● **Goal**: Please print every record below exactly as it appears.

Stored records:
• • •
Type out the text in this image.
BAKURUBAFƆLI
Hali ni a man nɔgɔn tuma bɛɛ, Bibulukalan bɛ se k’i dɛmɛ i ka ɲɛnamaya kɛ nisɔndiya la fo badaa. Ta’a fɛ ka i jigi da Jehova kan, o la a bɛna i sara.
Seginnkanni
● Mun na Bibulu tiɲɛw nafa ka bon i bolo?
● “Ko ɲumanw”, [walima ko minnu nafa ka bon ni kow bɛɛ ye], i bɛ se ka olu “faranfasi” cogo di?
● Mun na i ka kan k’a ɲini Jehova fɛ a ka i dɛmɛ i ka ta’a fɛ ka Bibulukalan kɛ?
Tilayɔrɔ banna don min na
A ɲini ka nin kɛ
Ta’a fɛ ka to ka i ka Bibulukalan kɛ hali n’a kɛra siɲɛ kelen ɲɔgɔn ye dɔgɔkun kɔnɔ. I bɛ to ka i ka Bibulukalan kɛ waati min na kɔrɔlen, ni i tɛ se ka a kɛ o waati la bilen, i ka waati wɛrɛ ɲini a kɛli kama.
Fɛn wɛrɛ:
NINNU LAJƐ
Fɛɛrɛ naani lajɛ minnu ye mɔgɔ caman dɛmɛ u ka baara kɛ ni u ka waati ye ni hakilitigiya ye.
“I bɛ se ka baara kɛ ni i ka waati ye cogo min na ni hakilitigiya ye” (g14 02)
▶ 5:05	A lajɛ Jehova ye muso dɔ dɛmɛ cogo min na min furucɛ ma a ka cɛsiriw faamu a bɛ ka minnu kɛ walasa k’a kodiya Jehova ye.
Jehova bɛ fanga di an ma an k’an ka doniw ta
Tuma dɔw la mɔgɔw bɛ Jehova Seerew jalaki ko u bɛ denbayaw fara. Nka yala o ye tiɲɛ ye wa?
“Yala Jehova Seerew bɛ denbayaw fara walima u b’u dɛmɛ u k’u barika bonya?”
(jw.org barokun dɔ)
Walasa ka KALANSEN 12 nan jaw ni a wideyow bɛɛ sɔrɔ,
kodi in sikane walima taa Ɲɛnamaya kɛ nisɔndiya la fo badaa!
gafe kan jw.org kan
• • •
● **Final answer**:
Type out the text in this image.
BAKURUBAFƆLI
Hali ni a man nɔgɔn tuma bɛɛ, Bibulukalan bɛ se k’i dɛmɛ i ka ɲɛnamaya kɛ nisɔndiya la fo badaa. Ta’a fɛ ka i jigi da Jehova kan, o la a bɛna i sara.
Seginnkanni
● Mun na Bibulu tiɲɛw nafa ka bon i bolo?
● “Ko ɲumanw”, [walima ko minnu nafa ka bon ni kow bɛɛ ye], i bɛ se ka olu “faranfasi” cogo di?
● Mun na i ka kan k’a ɲini Jehova fɛ a ka i dɛmɛ i ka ta’a fɛ ka Bibulukalan kɛ?
Tilayɔrɔ banna don min na
A ɲini ka nin kɛ
Ta’a fɛ ka to ka i ka Bibulukalan kɛ hali n’a kɛra siɲɛ kelen ɲɔgɔn ye dɔgɔkun kɔnɔ. I bɛ to ka i ka Bibulukalan kɛ waati min na kɔrɔlen, ni i tɛ se ka a kɛ o waati la bilen, i ka waati wɛrɛ ɲini a kɛli kama.
Fɛn wɛrɛ:
NINNU LAJƐ
Fɛɛrɛ naani lajɛ minnu ye mɔgɔ caman dɛmɛ u ka baara kɛ ni u ka waati ye ni hakilitigiya ye.
“I bɛ se ka baara kɛ ni i ka waati ye cogo min na ni hakilitigiya ye” (g14 02)
▶ 5:05	A lajɛ Jehova ye muso dɔ dɛmɛ cogo min na min furucɛ ma a ka cɛsiriw faamu a bɛ ka minnu kɛ walasa k’a kodiya Jehova ye.
Jehova bɛ fanga di an ma an k’an ka doniw ta
Tuma dɔw la mɔgɔw bɛ Jehova Seerew jalaki ko u bɛ denbayaw fara. Nka yala o ye tiɲɛ ye wa?
“Yala Jehova Seerew bɛ denbayaw fara walima u b’u dɛmɛ u k’u barika bonya?”
(jw.org barokun dɔ)
Walasa ka KALANSEN 12 nan jaw ni a wideyow bɛɛ sɔrɔ,
kodi in sikane walima taa Ɲɛnamaya kɛ nisɔndiya la fo badaa!
gafe kan jw.org kan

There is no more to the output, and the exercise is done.